◆ What the task requires
Write out every single entry exactly.

◆ Provided records

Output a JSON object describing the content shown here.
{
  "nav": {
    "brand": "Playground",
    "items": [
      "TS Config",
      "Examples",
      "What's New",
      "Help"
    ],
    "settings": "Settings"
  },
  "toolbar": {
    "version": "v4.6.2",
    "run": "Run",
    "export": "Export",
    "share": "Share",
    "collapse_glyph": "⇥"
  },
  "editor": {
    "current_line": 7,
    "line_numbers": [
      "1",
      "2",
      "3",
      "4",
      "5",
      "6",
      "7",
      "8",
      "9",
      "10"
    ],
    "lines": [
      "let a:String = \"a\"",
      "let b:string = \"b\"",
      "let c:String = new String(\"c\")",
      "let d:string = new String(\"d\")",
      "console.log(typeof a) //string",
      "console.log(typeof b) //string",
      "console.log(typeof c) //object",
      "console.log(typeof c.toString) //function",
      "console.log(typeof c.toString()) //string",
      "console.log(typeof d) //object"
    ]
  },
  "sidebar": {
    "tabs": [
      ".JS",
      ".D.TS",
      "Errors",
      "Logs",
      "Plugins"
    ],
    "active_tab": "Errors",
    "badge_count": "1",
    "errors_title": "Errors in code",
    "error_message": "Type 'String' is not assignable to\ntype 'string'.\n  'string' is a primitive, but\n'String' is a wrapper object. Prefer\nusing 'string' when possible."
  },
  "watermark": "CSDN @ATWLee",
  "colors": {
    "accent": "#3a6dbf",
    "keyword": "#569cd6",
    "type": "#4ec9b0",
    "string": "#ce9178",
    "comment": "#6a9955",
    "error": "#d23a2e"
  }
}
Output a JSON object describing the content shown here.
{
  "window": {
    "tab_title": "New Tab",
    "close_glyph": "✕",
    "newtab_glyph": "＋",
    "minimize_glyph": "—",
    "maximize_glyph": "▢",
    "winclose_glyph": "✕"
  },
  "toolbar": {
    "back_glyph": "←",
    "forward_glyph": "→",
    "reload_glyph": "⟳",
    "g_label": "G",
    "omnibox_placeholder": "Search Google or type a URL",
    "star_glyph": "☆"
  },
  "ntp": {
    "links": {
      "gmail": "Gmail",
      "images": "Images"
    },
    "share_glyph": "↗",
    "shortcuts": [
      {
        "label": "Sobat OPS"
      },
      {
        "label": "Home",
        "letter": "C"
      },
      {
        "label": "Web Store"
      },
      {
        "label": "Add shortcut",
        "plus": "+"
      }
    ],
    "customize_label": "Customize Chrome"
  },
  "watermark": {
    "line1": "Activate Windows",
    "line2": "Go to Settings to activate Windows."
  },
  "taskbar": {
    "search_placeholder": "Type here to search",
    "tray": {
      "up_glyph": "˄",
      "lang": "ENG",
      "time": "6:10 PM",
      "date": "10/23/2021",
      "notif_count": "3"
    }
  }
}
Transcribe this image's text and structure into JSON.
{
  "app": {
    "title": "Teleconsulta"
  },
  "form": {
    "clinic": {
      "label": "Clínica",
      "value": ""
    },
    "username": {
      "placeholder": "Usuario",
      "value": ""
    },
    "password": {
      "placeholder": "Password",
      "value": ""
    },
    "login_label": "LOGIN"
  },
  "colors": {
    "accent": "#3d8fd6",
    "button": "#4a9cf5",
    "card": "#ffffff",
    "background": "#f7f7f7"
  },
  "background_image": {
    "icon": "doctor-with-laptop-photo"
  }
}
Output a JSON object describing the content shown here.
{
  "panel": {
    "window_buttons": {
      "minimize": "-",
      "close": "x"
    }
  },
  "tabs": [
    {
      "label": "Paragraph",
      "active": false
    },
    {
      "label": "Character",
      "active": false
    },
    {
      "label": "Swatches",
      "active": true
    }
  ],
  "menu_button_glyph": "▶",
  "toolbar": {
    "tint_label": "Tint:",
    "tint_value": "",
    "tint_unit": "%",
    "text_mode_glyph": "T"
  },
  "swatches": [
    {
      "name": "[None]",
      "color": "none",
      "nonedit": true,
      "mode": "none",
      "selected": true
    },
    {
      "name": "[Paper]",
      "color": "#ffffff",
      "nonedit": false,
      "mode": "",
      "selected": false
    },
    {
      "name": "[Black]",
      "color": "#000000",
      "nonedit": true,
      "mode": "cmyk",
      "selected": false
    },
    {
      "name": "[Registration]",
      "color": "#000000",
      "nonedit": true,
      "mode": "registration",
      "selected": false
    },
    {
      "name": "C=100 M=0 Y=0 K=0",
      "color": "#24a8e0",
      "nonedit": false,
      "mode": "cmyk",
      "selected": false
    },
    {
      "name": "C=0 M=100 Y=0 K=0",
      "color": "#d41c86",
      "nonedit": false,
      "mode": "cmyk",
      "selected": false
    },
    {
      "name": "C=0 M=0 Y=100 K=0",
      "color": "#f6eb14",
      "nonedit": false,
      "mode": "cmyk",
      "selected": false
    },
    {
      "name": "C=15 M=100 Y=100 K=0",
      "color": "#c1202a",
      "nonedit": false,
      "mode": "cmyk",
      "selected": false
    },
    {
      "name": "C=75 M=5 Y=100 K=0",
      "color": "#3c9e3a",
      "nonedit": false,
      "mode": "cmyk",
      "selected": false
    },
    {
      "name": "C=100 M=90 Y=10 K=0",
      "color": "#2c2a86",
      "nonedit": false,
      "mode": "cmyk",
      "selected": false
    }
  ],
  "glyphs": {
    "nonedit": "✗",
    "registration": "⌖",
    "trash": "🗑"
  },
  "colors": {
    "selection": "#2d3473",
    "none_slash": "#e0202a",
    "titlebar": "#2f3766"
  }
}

◆ Output for this exercise
Output a JSON object describing the content shown here.
{
  "nav": {
    "brand": "Playground",
    "items": [
      "TS Config",
      "Examples",
      "What's New",
      "Help"
    ],
    "settings": "Settings"
  },
  "toolbar": {
    "version": "v4.6.2",
    "run": "Run",
    "export": "Export",
    "share": "Share",
    "collapse_glyph": "⇥"
  },
  "editor": {
    "current_line": 7,
    "line_numbers": [
      "1",
      "2",
      "3",
      "4",
      "5",
      "6",
      "7",
      "8",
      "9",
      "10"
    ],
    "lines": [
      "let a:String = \"a\"",
      "let b:string = \"b\"",
      "let c:String = new String(\"c\")",
      "let d:string = new String(\"d\")",
      "console.log(typeof a) //string",
      "console.log(typeof b) //string",
      "console.log(typeof c) //object",
      "console.log(typeof c.toString) //function",
      "console.log(typeof c.toString()) //string",
      "console.log(typeof d) //object"
    ]
  },
  "sidebar": {
    "tabs": [
      ".JS",
      ".D.TS",
      "Errors",
      "Logs",
      "Plugins"
    ],
    "active_tab": "Errors",
    "badge_count": "1",
    "errors_title": "Errors in code",
    "error_message": "Type 'String' is not assignable to\ntype 'string'.\n  'string' is a primitive, but\n'String' is a wrapper object. Prefer\nusing 'string' when possible."
  },
  "watermark": "CSDN @ATWLee",
  "colors": {
    "accent": "#3a6dbf",
    "keyword": "#569cd6",
    "type": "#4ec9b0",
    "string": "#ce9178",
    "comment": "#6a9955",
    "error": "#d23a2e"
  }
}
Output a JSON object describing the content shown here.
{
  "window": {
    "tab_title": "New Tab",
    "close_glyph": "✕",
    "newtab_glyph": "＋",
    "minimize_glyph": "—",
    "maximize_glyph": "▢",
    "winclose_glyph": "✕"
  },
  "toolbar": {
    "back_glyph": "←",
    "forward_glyph": "→",
    "reload_glyph": "⟳",
    "g_label": "G",
    "omnibox_placeholder": "Search Google or type a URL",
    "star_glyph": "☆"
  },
  "ntp": {
    "links": {
      "gmail": "Gmail",
      "images": "Images"
    },
    "share_glyph": "↗",
    "shortcuts": [
      {
        "label": "Sobat OPS"
      },
      {
        "label": "Home",
        "letter": "C"
      },
      {
        "label": "Web Store"
      },
      {
        "label": "Add shortcut",
        "plus": "+"
      }
    ],
    "customize_label": "Customize Chrome"
  },
  "watermark": {
    "line1": "Activate Windows",
    "line2": "Go to Settings to activate Windows."
  },
  "taskbar": {
    "search_placeholder": "Type here to search",
    "tray": {
      "up_glyph": "˄",
      "lang": "ENG",
      "time": "6:10 PM",
      "date": "10/23/2021",
      "notif_count": "3"
    }
  }
}
Transcribe this image's text and structure into JSON.
{
  "app": {
    "title": "Teleconsulta"
  },
  "form": {
    "clinic": {
      "label": "Clínica",
      "value": ""
    },
    "username": {
      "placeholder": "Usuario",
      "value": ""
    },
    "password": {
      "placeholder": "Password",
      "value": ""
    },
    "login_label": "LOGIN"
  },
  "colors": {
    "accent": "#3d8fd6",
    "button": "#4a9cf5",
    "card": "#ffffff",
    "background": "#f7f7f7"
  },
  "background_image": {
    "icon": "doctor-with-laptop-photo"
  }
}
Output a JSON object describing the content shown here.
{
  "panel": {
    "window_buttons": {
      "minimize": "-",
      "close": "x"
    }
  },
  "tabs": [
    {
      "label": "Paragraph",
      "active": false
    },
    {
      "label": "Character",
      "active": false
    },
    {
      "label": "Swatches",
      "active": true
    }
  ],
  "menu_button_glyph": "▶",
  "toolbar": {
    "tint_label": "Tint:",
    "tint_value": "",
    "tint_unit": "%",
    "text_mode_glyph": "T"
  },
  "swatches": [
    {
      "name": "[None]",
      "color": "none",
      "nonedit": true,
      "mode": "none",
      "selected": true
    },
    {
      "name": "[Paper]",
      "color": "#ffffff",
      "nonedit": false,
      "mode": "",
      "selected": false
    },
    {
      "name": "[Black]",
      "color": "#000000",
      "nonedit": true,
      "mode": "cmyk",
      "selected": false
    },
    {
      "name": "[Registration]",
      "color": "#000000",
      "nonedit": true,
      "mode": "registration",
      "selected": false
    },
    {
      "name": "C=100 M=0 Y=0 K=0",
      "color": "#24a8e0",
      "nonedit": false,
      "mode": "cmyk",
      "selected": false
    },
    {
      "name": "C=0 M=100 Y=0 K=0",
      "color": "#d41c86",
      "nonedit": false,
      "mode": "cmyk",
      "selected": false
    },
    {
      "name": "C=0 M=0 Y=100 K=0",
      "color": "#f6eb14",
      "nonedit": false,
      "mode": "cmyk",
      "selected": false
    },
    {
      "name": "C=15 M=100 Y=100 K=0",
      "color": "#c1202a",
      "nonedit": false,
      "mode": "cmyk",
      "selected": false
    },
    {
      "name": "C=75 M=5 Y=100 K=0",
      "color": "#3c9e3a",
      "nonedit": false,
      "mode": "cmyk",
      "selected": false
    },
    {
      "name": "C=100 M=90 Y=10 K=0",
      "color": "#2c2a86",
      "nonedit": false,
      "mode": "cmyk",
      "selected": false
    }
  ],
  "glyphs": {
    "nonedit": "✗",
    "registration": "⌖",
    "trash": "🗑"
  },
  "colors": {
    "selection": "#2d3473",
    "none_slash": "#e0202a",
    "titlebar": "#2f3766"
  }
}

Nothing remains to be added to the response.